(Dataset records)
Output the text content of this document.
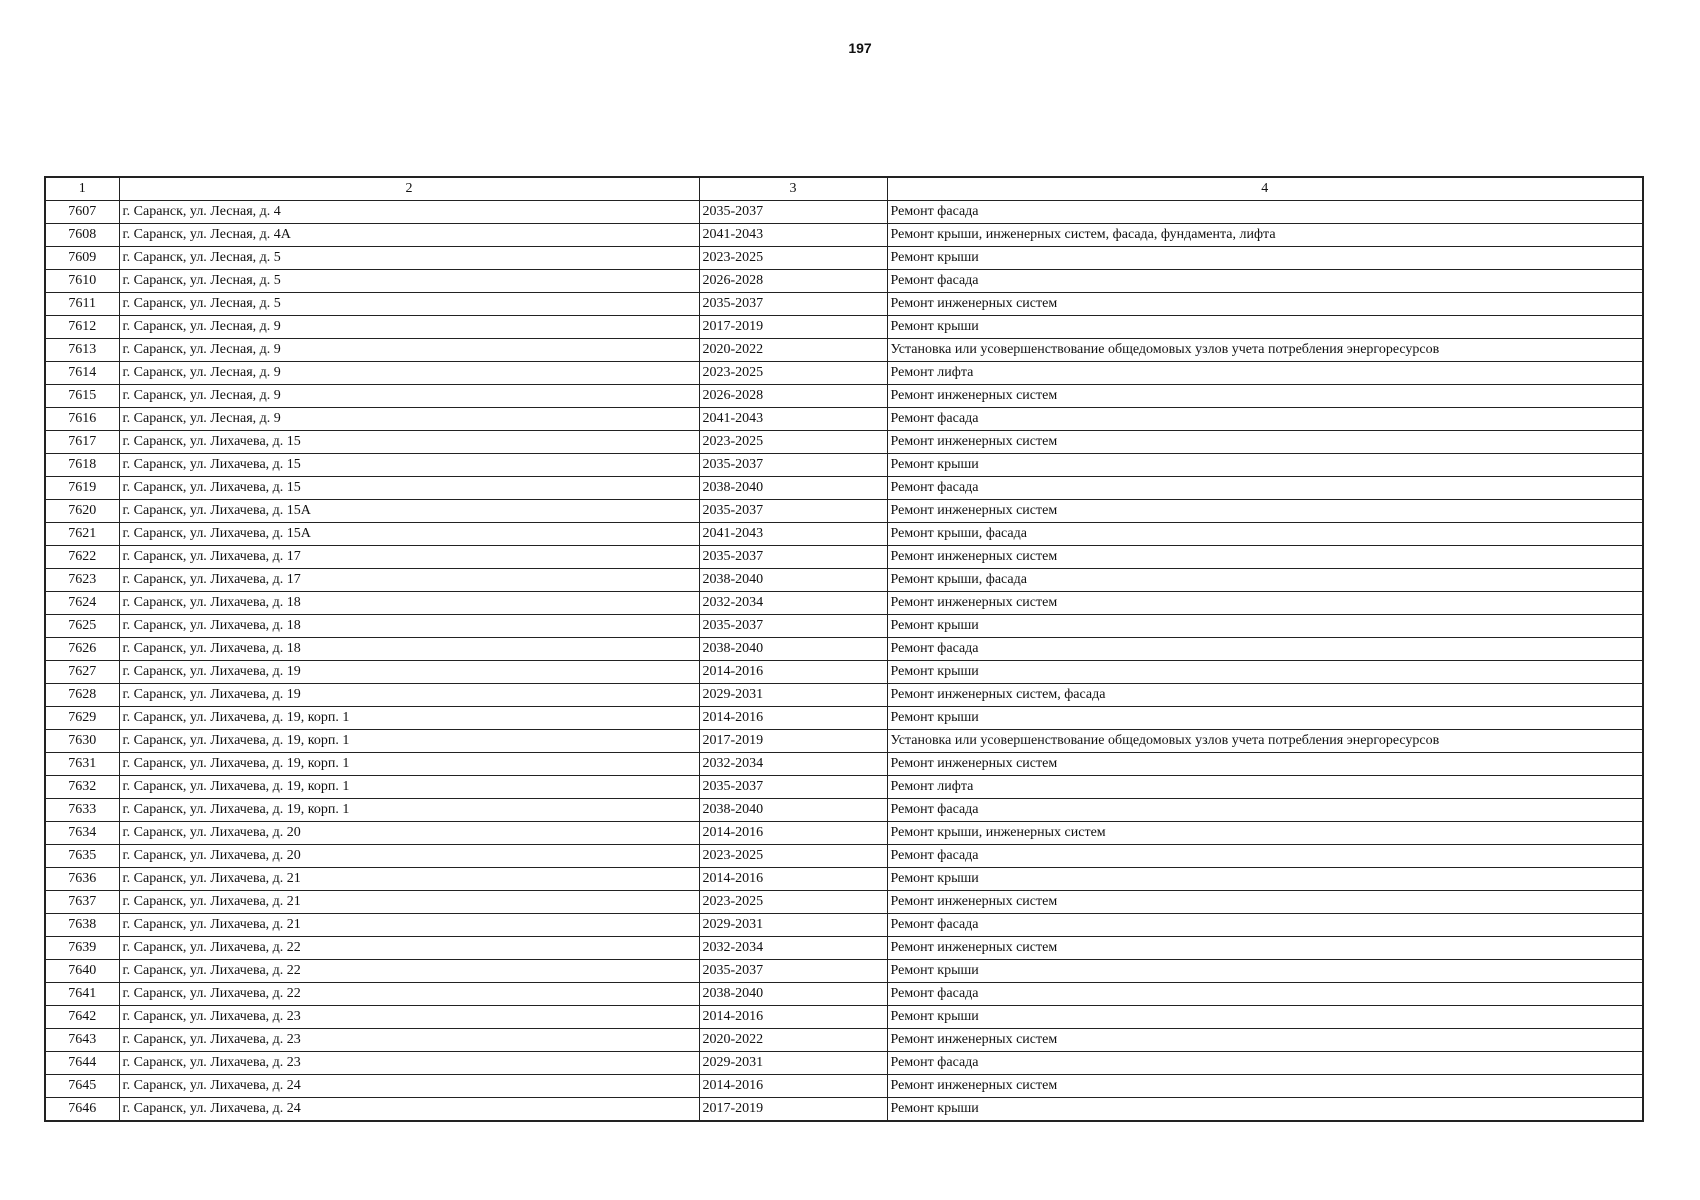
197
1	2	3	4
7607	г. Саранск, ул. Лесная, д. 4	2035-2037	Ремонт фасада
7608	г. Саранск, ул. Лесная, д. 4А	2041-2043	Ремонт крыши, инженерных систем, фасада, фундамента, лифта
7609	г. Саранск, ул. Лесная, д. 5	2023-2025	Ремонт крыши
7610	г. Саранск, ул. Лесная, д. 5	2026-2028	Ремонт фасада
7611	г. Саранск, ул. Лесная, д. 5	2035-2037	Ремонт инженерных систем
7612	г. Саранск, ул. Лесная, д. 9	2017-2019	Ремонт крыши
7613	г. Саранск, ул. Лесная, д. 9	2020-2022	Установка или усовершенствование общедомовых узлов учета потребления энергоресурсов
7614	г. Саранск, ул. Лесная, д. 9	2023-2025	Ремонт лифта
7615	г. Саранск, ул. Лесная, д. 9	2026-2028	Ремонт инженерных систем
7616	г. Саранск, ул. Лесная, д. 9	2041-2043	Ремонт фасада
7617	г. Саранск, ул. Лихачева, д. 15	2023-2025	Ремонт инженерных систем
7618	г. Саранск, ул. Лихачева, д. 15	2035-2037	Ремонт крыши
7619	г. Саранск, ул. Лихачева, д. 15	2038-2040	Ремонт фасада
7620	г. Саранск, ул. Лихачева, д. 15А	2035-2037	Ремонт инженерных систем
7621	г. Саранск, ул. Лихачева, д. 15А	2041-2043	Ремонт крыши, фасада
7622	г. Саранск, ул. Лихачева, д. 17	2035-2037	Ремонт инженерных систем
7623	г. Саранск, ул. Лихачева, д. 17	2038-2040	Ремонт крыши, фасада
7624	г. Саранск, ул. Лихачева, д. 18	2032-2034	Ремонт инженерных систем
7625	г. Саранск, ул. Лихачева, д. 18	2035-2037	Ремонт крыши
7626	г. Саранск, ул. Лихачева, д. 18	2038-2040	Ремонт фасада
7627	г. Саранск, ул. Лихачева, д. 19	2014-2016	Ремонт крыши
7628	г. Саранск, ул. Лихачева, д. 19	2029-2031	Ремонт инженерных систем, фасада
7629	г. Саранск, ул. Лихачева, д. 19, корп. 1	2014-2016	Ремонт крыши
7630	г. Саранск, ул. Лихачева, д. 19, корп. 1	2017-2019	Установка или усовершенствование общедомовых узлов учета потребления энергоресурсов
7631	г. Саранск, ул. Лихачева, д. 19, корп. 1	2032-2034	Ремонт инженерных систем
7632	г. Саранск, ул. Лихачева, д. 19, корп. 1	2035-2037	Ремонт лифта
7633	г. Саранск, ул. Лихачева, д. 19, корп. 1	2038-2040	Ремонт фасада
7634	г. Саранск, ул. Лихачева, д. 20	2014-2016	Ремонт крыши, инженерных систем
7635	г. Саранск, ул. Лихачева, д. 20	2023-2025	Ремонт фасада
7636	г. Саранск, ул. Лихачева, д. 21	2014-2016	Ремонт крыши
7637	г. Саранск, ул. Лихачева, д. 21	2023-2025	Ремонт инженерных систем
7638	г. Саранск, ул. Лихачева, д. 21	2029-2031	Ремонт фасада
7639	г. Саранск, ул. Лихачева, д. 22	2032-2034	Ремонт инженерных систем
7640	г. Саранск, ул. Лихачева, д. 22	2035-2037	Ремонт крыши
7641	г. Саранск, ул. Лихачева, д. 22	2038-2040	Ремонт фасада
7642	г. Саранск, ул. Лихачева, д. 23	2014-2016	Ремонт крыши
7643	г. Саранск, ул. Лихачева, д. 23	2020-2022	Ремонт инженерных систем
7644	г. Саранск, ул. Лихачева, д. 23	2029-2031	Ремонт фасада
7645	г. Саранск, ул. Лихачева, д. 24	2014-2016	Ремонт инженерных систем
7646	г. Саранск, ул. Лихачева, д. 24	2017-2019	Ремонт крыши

* * *

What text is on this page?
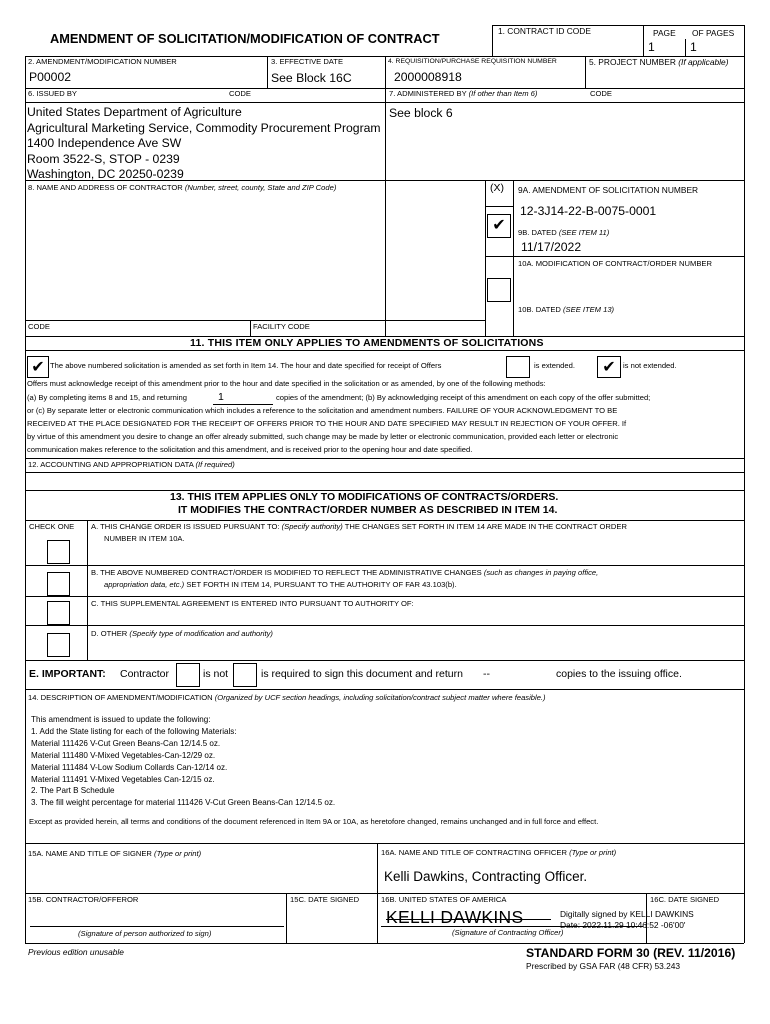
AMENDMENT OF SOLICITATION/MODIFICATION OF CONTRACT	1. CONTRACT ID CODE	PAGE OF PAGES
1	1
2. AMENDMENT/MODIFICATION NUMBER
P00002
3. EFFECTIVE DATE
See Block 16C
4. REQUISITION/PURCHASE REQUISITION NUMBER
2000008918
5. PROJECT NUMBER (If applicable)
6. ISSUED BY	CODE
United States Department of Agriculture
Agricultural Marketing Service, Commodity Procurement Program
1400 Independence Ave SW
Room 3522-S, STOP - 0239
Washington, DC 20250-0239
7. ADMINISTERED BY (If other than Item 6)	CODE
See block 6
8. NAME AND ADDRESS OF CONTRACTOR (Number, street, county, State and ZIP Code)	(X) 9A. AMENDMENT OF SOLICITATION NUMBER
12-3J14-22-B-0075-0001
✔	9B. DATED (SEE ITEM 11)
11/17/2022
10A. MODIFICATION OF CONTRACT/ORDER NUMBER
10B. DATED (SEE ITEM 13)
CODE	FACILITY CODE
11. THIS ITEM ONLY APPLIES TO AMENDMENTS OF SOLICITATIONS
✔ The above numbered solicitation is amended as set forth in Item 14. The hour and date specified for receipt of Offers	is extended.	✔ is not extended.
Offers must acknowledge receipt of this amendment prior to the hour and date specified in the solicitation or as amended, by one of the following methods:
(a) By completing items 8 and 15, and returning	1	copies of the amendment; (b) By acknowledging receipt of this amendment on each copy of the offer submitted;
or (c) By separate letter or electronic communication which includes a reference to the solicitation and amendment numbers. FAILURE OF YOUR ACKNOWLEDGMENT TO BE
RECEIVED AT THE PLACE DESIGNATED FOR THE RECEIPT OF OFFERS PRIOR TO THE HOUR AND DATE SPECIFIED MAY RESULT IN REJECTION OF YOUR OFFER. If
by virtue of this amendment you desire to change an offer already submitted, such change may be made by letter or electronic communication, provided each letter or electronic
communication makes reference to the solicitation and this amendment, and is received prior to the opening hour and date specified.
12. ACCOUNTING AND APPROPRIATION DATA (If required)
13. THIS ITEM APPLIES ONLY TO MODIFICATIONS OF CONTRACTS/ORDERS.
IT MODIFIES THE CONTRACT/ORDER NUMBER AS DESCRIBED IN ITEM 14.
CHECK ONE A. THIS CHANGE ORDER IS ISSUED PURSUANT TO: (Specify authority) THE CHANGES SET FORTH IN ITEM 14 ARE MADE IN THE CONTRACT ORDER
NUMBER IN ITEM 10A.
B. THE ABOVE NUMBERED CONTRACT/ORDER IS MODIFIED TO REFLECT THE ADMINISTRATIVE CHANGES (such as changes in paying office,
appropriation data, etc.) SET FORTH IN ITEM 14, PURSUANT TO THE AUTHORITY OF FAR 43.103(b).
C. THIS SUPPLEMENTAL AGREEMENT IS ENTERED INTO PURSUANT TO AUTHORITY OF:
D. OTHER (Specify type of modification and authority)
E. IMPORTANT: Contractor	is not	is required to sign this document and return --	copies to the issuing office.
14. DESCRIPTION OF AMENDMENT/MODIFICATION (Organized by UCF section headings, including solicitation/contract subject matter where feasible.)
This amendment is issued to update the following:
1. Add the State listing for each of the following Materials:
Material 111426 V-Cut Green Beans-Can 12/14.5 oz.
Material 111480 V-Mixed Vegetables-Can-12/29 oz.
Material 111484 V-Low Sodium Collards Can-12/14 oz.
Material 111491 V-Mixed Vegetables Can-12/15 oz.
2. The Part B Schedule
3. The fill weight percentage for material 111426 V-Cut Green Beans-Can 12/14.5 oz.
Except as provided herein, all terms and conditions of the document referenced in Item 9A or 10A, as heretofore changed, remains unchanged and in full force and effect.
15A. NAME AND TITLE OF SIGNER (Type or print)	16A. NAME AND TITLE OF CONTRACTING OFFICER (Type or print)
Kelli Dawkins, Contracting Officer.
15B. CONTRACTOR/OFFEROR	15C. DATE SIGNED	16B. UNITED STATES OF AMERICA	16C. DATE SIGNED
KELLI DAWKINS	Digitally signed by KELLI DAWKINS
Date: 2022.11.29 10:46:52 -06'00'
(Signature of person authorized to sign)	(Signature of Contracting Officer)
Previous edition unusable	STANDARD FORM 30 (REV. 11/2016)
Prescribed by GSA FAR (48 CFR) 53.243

==

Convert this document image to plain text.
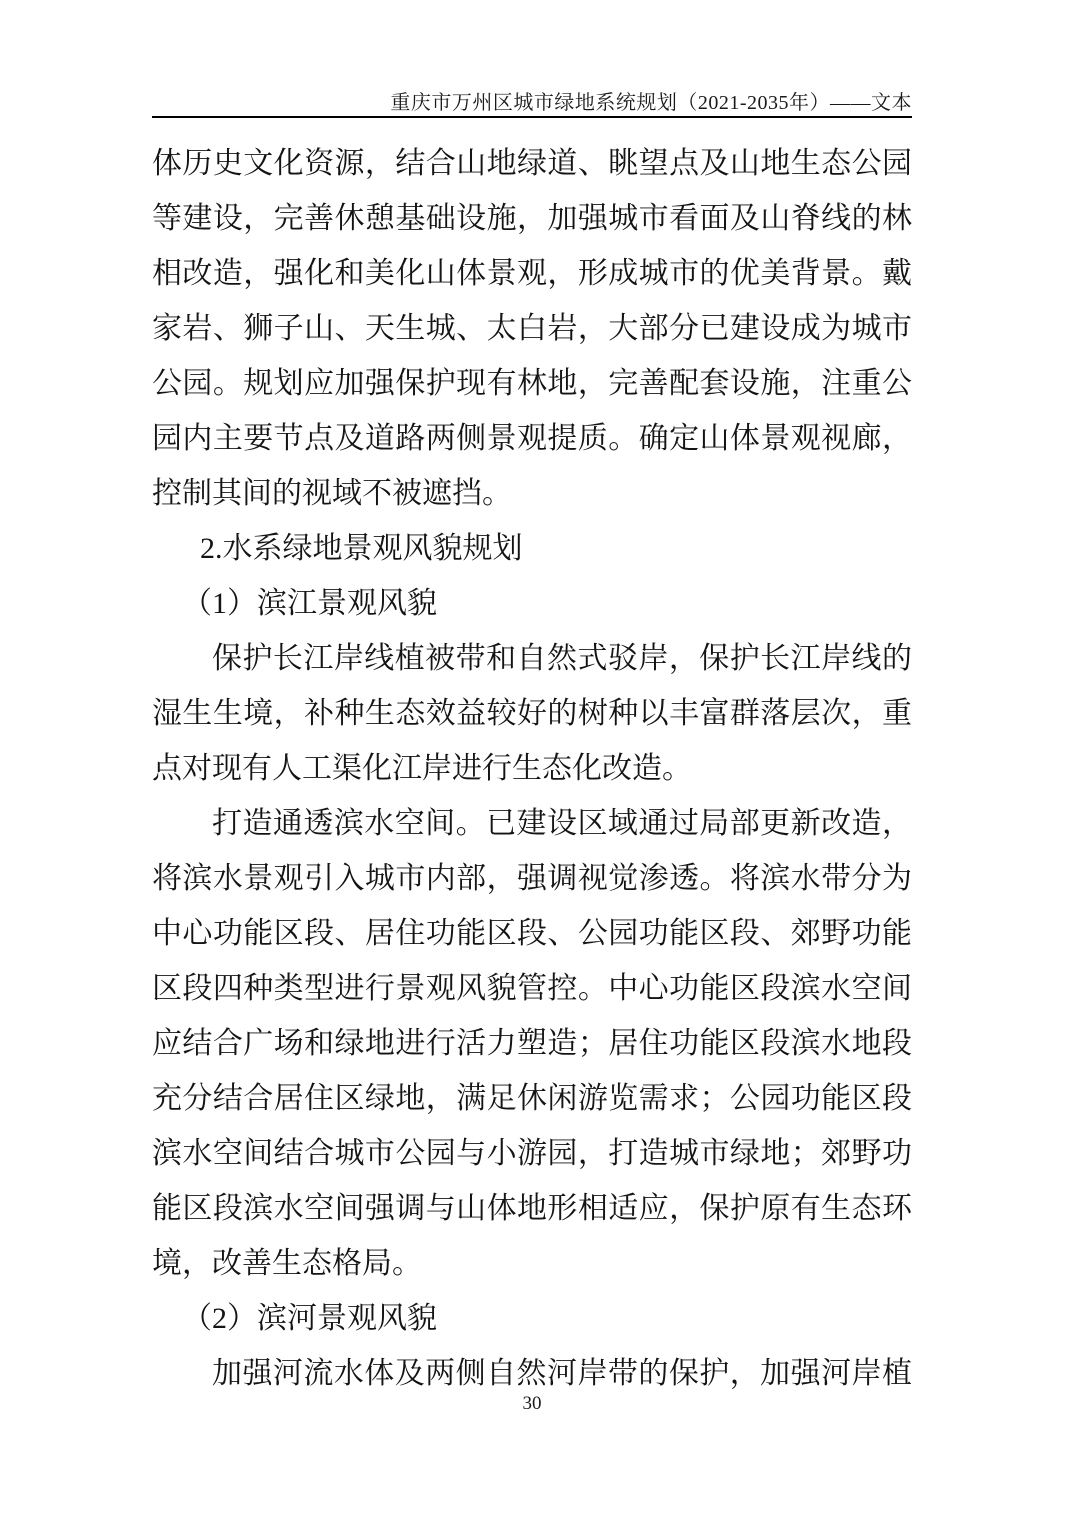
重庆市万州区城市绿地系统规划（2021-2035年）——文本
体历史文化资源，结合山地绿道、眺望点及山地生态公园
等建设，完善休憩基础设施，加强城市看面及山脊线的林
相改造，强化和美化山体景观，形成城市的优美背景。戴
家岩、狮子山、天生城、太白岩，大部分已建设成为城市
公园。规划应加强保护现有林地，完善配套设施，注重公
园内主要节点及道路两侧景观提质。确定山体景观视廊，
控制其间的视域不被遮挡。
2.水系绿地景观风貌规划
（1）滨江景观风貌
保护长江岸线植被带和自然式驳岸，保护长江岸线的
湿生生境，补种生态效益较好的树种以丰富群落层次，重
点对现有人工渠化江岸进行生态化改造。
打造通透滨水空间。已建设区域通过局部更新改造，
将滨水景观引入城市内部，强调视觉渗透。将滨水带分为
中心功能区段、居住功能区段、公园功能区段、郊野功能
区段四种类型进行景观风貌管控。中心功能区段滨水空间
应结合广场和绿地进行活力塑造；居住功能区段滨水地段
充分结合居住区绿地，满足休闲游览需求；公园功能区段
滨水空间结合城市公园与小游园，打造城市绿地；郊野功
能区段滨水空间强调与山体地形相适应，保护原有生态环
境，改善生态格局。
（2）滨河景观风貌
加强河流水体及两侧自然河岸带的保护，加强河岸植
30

• Requirements: Scan the data above and copy every line with "усовершенствование" in it.

• Response to the exercise:
7613	г. Саранск, ул. Лесная, д. 9	2020-2022	Установка или усовершенствование общедомовых узлов учета потребления энергоресурсов
7630	г. Саранск, ул. Лихачева, д. 19, корп. 1	2017-2019	Установка или усовершенствование общедомовых узлов учета потребления энергоресурсов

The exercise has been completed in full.